Task brief - Reproduce the passage from the open adoption blog post between "I told the kids" and "Tessa is, too.", inclusive, word for word.

Supplied text -
(begin)

Open Adoption and Returning to the Well

Submitted by Guest Blogger on September 16, 2008 – 12:00 am9 Comments

Lori blogs from a Denver suburb about mindful living at Weebles Wobblog and about her twisty journey to become a mom at Drama 2B Mama. She also dishes about good buys at All Thumbs Reviews.

A few weeks back, my friend Crystal offered to have my children come play at her house for a few hours. Rob had been out of town, and some down time for me sounded reealllly good.

It was a no-brainer. Responsible child watcher? Free time? Of course!

But I had to stop to think a moment.

Because Crystal is Tessa’s birthmom.

“Is this weird?” I thought. “It doesn’t feel weird. It should feel weird. Other people would find it weird. But I am definitely not sensing weird.” The thoughts chugged through my head as I searched for some rain on my parade.

I brought the kids to Crystal’s house for an afternoon with her, her son and her stepson. I knew Reed would be in heaven with all the weapon-wielding that was about to take place, and I suspected Tessa would find Crystal’s purse endlessly fascinating.

I told the kids to behave, double-checked that Crystal knew she could call me no matter what, and left, almost giddy at the open hours laid out in front of me.

Now, let me expand a bit on my relationship with Tessa. We are going through what seems like teen years, in spite of the fact that she’s not yet 7. She and I butt heads on everything from too-long showers to homework, from talking on the phone to doing her chores. I am hopeful that we will not duplicate this tension when she actually becomes a teenager, but rather that we will have already been-there/done-that (please — don’t be the one to burst my bubble). We each seem to “miss” each other often. I am frustrated with our disconnect, and I imagine Tessa is, too.

When I returned after Me Time, Crystal had trimmed Tessa’s hair (they have the same wispy hair, and hairstyling is Crystal’s line of work), painted her nails, and had given her a pair of hand-me-down spiky-heeled purple boots . A beaming Tessa cuddled in my lap while Crystal and I talked.

(end)

Dataset content -
(begin)

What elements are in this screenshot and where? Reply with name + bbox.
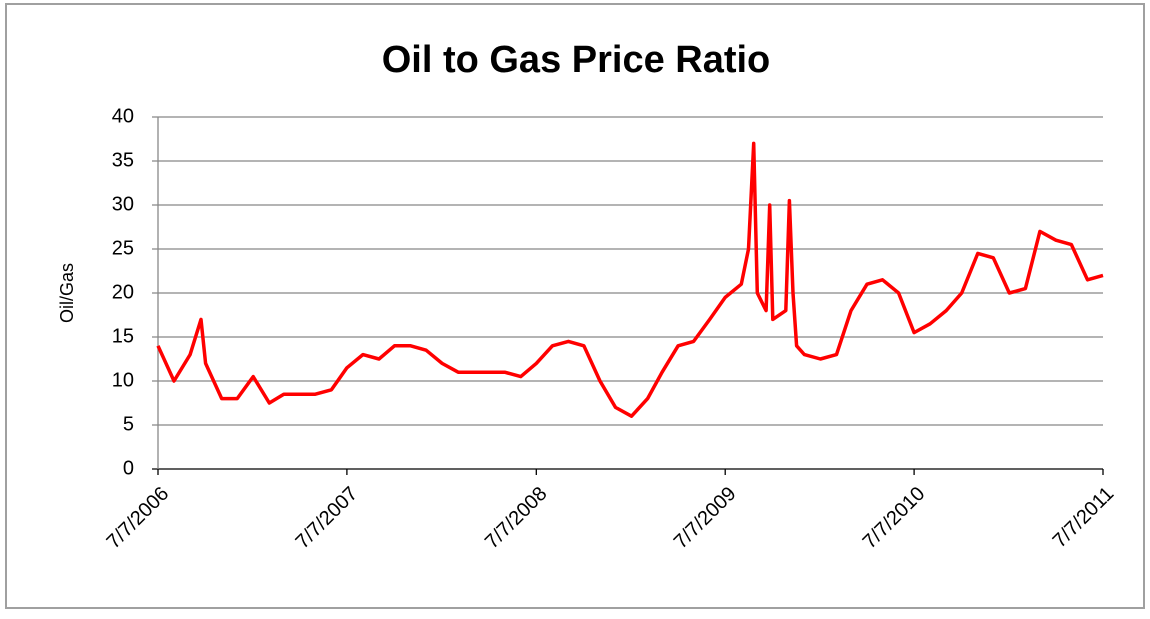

(end)

Expected answer -
I told the kids to behave, double-checked that Crystal knew she could call me no matter what, and left, almost giddy at the open hours laid out in front of me.

Now, let me expand a bit on my relationship with Tessa. We are going through what seems like teen years, in spite of the fact that she’s not yet 7. She and I butt heads on everything from too-long showers to homework, from talking on the phone to doing her chores. I am hopeful that we will not duplicate this tension when she actually becomes a teenager, but rather that we will have already been-there/done-that (please — don’t be the one to burst my bubble). We each seem to “miss” each other often. I am frustrated with our disconnect, and I imagine Tessa is, too.